Extracts from a graphics dataset:
----------------------------------------

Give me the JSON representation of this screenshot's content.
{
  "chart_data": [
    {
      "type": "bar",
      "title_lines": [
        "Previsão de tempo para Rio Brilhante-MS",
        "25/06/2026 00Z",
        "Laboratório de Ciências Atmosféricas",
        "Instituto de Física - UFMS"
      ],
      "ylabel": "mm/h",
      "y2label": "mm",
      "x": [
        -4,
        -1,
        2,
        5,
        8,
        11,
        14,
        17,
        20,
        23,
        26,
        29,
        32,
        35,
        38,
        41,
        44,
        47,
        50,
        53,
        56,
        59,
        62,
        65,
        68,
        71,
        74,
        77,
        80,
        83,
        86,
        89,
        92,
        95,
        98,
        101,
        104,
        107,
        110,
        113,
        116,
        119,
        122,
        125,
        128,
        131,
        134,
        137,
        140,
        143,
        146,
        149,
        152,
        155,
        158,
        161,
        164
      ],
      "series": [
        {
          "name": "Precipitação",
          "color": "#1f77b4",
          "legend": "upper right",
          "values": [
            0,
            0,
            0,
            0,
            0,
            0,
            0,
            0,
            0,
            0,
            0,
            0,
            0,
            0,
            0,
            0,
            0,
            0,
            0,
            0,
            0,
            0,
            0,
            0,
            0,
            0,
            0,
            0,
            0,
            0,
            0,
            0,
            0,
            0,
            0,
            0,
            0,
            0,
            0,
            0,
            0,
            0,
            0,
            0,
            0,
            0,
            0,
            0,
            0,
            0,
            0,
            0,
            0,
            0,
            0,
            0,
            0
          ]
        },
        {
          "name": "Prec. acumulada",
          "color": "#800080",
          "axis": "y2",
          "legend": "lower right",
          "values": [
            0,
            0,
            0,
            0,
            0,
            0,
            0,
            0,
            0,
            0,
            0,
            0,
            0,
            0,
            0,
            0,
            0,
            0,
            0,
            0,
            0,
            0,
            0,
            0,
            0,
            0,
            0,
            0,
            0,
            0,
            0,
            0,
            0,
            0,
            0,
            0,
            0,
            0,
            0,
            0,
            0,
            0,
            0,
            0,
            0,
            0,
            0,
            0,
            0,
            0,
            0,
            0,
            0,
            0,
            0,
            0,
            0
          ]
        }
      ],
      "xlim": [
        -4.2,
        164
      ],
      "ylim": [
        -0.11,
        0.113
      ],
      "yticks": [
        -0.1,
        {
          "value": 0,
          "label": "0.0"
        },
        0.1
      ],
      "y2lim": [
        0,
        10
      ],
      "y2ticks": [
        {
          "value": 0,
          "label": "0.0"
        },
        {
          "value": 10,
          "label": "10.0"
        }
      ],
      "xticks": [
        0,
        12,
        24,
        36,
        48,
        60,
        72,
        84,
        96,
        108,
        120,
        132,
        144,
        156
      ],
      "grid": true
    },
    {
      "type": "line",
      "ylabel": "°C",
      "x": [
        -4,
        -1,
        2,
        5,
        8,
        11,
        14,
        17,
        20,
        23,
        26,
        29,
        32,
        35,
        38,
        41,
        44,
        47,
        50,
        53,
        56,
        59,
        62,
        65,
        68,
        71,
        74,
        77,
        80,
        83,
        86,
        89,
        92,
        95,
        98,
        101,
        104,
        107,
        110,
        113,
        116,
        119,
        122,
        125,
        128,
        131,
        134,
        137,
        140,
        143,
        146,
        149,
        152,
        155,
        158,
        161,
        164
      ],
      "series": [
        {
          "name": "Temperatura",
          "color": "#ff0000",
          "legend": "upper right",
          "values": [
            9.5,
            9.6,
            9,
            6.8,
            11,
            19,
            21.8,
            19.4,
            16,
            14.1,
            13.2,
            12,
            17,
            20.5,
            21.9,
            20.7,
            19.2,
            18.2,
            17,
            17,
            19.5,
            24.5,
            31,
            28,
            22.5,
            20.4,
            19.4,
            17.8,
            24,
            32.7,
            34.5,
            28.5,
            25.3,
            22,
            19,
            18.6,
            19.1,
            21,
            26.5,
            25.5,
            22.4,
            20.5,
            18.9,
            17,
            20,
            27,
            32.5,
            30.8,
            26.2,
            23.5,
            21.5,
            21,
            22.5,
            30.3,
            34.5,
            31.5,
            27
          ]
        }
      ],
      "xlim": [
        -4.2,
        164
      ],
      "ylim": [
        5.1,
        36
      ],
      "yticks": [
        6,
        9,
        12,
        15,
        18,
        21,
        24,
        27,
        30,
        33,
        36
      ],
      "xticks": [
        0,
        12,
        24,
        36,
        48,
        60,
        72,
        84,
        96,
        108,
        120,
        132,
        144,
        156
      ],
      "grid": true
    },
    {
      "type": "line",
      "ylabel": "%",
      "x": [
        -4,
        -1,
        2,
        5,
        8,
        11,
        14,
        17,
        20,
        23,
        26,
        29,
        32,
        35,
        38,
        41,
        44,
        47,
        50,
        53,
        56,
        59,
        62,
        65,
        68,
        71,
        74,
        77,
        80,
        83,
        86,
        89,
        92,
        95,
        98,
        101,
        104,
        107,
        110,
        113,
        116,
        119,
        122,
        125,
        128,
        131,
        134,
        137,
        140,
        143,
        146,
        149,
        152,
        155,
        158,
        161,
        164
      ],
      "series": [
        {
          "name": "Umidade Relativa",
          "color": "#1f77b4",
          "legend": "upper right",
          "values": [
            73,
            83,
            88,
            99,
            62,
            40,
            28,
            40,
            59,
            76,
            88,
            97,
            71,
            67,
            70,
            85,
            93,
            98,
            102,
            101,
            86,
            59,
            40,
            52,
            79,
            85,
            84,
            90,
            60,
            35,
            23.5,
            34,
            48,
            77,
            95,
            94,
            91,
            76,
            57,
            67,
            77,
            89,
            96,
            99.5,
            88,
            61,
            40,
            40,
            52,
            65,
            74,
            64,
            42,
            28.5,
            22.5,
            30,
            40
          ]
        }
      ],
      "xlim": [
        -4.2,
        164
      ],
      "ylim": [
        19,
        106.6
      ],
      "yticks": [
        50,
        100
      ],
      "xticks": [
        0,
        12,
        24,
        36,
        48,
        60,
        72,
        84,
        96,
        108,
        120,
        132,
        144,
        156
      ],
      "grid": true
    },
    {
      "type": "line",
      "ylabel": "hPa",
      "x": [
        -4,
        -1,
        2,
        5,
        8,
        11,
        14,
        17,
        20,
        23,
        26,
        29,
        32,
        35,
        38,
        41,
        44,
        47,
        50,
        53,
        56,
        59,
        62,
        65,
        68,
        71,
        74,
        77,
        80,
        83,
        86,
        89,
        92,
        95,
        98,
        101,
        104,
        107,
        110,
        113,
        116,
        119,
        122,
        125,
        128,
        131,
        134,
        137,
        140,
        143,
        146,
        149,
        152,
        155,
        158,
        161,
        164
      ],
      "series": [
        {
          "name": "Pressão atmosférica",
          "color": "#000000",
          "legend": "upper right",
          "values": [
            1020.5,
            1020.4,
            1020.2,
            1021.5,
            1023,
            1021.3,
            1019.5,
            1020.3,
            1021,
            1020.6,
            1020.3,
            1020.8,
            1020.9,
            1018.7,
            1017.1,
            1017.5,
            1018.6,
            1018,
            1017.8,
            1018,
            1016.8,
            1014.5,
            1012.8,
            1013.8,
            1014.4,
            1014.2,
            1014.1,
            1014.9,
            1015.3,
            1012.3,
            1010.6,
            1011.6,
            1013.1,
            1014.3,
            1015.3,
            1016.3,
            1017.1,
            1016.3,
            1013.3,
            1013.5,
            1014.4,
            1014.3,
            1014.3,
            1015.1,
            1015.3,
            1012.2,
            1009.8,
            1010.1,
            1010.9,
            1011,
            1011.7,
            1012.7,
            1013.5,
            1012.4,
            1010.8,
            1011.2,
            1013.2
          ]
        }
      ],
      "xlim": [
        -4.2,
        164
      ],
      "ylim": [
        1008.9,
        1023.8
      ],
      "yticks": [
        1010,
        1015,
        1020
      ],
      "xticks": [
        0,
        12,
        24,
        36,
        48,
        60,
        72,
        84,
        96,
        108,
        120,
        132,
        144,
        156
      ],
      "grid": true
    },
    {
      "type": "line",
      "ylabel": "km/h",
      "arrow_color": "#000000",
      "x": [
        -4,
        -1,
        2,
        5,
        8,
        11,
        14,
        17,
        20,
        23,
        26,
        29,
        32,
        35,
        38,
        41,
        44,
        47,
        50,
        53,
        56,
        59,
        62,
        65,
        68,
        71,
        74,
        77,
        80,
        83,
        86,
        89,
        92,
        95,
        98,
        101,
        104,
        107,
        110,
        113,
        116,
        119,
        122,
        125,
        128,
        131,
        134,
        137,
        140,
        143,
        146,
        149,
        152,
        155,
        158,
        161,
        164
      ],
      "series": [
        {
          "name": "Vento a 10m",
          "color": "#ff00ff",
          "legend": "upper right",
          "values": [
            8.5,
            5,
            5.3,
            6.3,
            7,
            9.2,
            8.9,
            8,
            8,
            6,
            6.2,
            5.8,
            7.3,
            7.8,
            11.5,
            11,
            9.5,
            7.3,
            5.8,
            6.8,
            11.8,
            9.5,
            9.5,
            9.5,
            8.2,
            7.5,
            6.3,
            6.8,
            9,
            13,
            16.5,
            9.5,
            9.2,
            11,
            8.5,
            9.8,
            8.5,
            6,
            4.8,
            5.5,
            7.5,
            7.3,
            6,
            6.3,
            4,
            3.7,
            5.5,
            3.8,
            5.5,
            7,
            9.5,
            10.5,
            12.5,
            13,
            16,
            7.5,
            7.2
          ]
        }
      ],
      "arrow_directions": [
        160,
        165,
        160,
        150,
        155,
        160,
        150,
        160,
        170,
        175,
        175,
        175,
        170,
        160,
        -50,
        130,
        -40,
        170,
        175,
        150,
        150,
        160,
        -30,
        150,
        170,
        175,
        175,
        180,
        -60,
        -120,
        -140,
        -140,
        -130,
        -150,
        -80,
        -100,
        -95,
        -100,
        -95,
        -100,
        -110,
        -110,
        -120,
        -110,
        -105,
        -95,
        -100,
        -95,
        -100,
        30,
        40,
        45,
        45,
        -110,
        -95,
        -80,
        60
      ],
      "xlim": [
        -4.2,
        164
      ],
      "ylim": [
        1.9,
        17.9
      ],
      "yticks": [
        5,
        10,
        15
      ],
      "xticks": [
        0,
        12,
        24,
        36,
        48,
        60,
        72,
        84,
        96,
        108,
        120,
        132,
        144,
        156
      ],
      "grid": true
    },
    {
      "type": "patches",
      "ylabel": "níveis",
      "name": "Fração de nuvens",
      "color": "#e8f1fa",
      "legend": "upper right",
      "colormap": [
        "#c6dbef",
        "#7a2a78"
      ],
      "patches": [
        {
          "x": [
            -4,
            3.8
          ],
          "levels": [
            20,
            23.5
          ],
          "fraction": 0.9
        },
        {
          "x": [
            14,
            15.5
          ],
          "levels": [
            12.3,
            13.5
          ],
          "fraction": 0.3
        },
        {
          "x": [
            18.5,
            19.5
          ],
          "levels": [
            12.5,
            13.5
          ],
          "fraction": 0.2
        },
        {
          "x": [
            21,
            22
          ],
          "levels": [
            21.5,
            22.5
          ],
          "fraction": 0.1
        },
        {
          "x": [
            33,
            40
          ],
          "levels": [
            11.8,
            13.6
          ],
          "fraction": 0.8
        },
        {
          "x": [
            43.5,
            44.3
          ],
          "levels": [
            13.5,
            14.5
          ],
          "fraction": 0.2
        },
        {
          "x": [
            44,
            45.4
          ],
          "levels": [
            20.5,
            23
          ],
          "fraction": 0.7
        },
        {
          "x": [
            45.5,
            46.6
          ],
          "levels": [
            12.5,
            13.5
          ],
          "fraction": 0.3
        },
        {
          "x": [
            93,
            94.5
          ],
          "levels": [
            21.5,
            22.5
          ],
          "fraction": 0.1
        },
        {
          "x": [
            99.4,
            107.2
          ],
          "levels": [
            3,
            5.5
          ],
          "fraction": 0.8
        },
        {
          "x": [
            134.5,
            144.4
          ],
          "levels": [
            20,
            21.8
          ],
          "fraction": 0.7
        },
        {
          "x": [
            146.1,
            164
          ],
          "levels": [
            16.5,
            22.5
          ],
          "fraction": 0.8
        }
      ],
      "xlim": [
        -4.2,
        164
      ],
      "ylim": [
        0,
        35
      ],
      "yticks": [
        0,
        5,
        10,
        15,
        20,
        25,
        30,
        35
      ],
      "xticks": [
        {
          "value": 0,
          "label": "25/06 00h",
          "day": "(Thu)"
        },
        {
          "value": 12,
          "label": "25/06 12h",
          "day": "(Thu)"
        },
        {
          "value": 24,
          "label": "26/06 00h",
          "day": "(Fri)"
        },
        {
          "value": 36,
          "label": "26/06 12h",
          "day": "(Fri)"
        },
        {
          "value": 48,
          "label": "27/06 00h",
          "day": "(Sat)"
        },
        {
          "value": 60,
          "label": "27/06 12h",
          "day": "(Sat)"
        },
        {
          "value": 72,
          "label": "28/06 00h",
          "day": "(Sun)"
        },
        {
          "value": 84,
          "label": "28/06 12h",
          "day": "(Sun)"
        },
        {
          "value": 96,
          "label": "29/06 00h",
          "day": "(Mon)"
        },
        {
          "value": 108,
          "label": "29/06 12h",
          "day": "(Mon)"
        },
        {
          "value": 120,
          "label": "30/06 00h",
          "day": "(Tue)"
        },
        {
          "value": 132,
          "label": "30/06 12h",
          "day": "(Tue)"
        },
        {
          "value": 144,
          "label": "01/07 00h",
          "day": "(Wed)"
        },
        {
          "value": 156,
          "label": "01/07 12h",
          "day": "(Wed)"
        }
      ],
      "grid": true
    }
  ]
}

----------------------------------------

Which lines hold the word "name"? Return all of them from the records above.

          "name": "Precipitação",
          "name": "Prec. acumulada",
          "name": "Temperatura",
          "name": "Umidade Relativa",
          "name": "Pressão atmosférica",
          "name": "Vento a 10m",
      "name": "Fração de nuvens",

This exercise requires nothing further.